■ What this task involves: Here are some records. Copy each one exactly.

## START The input

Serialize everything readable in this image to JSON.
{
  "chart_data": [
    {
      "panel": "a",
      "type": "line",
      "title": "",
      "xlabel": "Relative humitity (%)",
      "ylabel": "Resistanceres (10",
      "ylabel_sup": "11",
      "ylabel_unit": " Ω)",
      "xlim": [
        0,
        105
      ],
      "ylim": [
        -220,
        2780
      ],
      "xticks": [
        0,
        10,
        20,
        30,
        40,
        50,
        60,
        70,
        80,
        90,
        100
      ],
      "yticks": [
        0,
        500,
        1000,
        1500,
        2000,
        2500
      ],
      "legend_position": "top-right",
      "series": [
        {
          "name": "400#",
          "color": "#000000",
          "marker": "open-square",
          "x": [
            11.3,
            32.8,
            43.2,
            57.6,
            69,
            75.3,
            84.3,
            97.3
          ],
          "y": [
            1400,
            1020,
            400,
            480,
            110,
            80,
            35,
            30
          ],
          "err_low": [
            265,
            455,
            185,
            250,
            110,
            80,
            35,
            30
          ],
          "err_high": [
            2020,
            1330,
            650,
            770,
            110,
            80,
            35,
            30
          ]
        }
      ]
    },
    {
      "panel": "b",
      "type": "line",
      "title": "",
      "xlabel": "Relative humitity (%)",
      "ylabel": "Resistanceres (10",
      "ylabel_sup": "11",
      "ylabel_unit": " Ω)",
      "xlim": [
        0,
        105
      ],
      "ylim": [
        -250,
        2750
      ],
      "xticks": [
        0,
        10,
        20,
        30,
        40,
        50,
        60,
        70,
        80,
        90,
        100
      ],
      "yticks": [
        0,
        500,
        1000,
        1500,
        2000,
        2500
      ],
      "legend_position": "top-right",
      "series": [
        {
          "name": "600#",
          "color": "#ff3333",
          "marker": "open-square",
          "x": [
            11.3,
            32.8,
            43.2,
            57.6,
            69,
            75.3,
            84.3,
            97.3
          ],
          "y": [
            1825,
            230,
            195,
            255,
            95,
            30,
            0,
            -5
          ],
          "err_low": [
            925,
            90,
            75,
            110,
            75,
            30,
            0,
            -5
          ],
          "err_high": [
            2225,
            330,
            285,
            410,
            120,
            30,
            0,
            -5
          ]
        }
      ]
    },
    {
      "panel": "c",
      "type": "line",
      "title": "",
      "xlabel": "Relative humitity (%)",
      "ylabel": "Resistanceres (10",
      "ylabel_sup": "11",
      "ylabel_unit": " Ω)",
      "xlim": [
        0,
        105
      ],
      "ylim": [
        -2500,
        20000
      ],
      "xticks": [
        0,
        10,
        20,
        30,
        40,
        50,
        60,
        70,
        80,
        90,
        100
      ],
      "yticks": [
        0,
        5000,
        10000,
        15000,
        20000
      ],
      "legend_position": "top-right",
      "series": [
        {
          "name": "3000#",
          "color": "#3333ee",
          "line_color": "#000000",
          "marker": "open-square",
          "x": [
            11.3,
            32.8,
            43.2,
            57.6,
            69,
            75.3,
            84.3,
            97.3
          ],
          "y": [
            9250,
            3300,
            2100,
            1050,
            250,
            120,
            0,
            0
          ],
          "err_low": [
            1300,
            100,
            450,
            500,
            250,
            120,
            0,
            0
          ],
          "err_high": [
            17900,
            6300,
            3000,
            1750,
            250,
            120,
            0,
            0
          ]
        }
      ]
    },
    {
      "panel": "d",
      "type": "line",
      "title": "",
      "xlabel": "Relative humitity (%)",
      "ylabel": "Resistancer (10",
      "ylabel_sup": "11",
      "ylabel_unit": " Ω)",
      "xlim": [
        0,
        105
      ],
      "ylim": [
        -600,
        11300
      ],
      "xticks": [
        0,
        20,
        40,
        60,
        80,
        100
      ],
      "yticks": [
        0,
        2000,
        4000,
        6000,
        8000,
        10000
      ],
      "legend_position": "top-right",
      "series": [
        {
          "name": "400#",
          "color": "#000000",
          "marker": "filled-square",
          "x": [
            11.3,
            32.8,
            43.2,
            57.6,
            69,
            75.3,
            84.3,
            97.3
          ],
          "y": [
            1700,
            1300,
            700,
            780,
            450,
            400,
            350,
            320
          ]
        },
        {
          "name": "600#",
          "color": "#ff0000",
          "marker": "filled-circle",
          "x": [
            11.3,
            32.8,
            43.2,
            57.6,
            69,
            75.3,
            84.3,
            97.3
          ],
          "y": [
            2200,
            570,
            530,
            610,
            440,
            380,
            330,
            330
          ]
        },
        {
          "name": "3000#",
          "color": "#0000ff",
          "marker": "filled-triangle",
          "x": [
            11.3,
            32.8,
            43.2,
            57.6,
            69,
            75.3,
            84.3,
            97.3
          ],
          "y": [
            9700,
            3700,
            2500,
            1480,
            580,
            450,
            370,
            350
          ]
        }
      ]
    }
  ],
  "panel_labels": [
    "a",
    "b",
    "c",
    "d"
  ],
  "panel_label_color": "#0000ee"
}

## END The input

■ Finished answer:
Serialize everything readable in this image to JSON.
{
  "chart_data": [
    {
      "panel": "a",
      "type": "line",
      "title": "",
      "xlabel": "Relative humitity (%)",
      "ylabel": "Resistanceres (10",
      "ylabel_sup": "11",
      "ylabel_unit": " Ω)",
      "xlim": [
        0,
        105
      ],
      "ylim": [
        -220,
        2780
      ],
      "xticks": [
        0,
        10,
        20,
        30,
        40,
        50,
        60,
        70,
        80,
        90,
        100
      ],
      "yticks": [
        0,
        500,
        1000,
        1500,
        2000,
        2500
      ],
      "legend_position": "top-right",
      "series": [
        {
          "name": "400#",
          "color": "#000000",
          "marker": "open-square",
          "x": [
            11.3,
            32.8,
            43.2,
            57.6,
            69,
            75.3,
            84.3,
            97.3
          ],
          "y": [
            1400,
            1020,
            400,
            480,
            110,
            80,
            35,
            30
          ],
          "err_low": [
            265,
            455,
            185,
            250,
            110,
            80,
            35,
            30
          ],
          "err_high": [
            2020,
            1330,
            650,
            770,
            110,
            80,
            35,
            30
          ]
        }
      ]
    },
    {
      "panel": "b",
      "type": "line",
      "title": "",
      "xlabel": "Relative humitity (%)",
      "ylabel": "Resistanceres (10",
      "ylabel_sup": "11",
      "ylabel_unit": " Ω)",
      "xlim": [
        0,
        105
      ],
      "ylim": [
        -250,
        2750
      ],
      "xticks": [
        0,
        10,
        20,
        30,
        40,
        50,
        60,
        70,
        80,
        90,
        100
      ],
      "yticks": [
        0,
        500,
        1000,
        1500,
        2000,
        2500
      ],
      "legend_position": "top-right",
      "series": [
        {
          "name": "600#",
          "color": "#ff3333",
          "marker": "open-square",
          "x": [
            11.3,
            32.8,
            43.2,
            57.6,
            69,
            75.3,
            84.3,
            97.3
          ],
          "y": [
            1825,
            230,
            195,
            255,
            95,
            30,
            0,
            -5
          ],
          "err_low": [
            925,
            90,
            75,
            110,
            75,
            30,
            0,
            -5
          ],
          "err_high": [
            2225,
            330,
            285,
            410,
            120,
            30,
            0,
            -5
          ]
        }
      ]
    },
    {
      "panel": "c",
      "type": "line",
      "title": "",
      "xlabel": "Relative humitity (%)",
      "ylabel": "Resistanceres (10",
      "ylabel_sup": "11",
      "ylabel_unit": " Ω)",
      "xlim": [
        0,
        105
      ],
      "ylim": [
        -2500,
        20000
      ],
      "xticks": [
        0,
        10,
        20,
        30,
        40,
        50,
        60,
        70,
        80,
        90,
        100
      ],
      "yticks": [
        0,
        5000,
        10000,
        15000,
        20000
      ],
      "legend_position": "top-right",
      "series": [
        {
          "name": "3000#",
          "color": "#3333ee",
          "line_color": "#000000",
          "marker": "open-square",
          "x": [
            11.3,
            32.8,
            43.2,
            57.6,
            69,
            75.3,
            84.3,
            97.3
          ],
          "y": [
            9250,
            3300,
            2100,
            1050,
            250,
            120,
            0,
            0
          ],
          "err_low": [
            1300,
            100,
            450,
            500,
            250,
            120,
            0,
            0
          ],
          "err_high": [
            17900,
            6300,
            3000,
            1750,
            250,
            120,
            0,
            0
          ]
        }
      ]
    },
    {
      "panel": "d",
      "type": "line",
      "title": "",
      "xlabel": "Relative humitity (%)",
      "ylabel": "Resistancer (10",
      "ylabel_sup": "11",
      "ylabel_unit": " Ω)",
      "xlim": [
        0,
        105
      ],
      "ylim": [
        -600,
        11300
      ],
      "xticks": [
        0,
        20,
        40,
        60,
        80,
        100
      ],
      "yticks": [
        0,
        2000,
        4000,
        6000,
        8000,
        10000
      ],
      "legend_position": "top-right",
      "series": [
        {
          "name": "400#",
          "color": "#000000",
          "marker": "filled-square",
          "x": [
            11.3,
            32.8,
            43.2,
            57.6,
            69,
            75.3,
            84.3,
            97.3
          ],
          "y": [
            1700,
            1300,
            700,
            780,
            450,
            400,
            350,
            320
          ]
        },
        {
          "name": "600#",
          "color": "#ff0000",
          "marker": "filled-circle",
          "x": [
            11.3,
            32.8,
            43.2,
            57.6,
            69,
            75.3,
            84.3,
            97.3
          ],
          "y": [
            2200,
            570,
            530,
            610,
            440,
            380,
            330,
            330
          ]
        },
        {
          "name": "3000#",
          "color": "#0000ff",
          "marker": "filled-triangle",
          "x": [
            11.3,
            32.8,
            43.2,
            57.6,
            69,
            75.3,
            84.3,
            97.3
          ],
          "y": [
            9700,
            3700,
            2500,
            1480,
            580,
            450,
            370,
            350
          ]
        }
      ]
    }
  ],
  "panel_labels": [
    "a",
    "b",
    "c",
    "d"
  ],
  "panel_label_color": "#0000ee"
}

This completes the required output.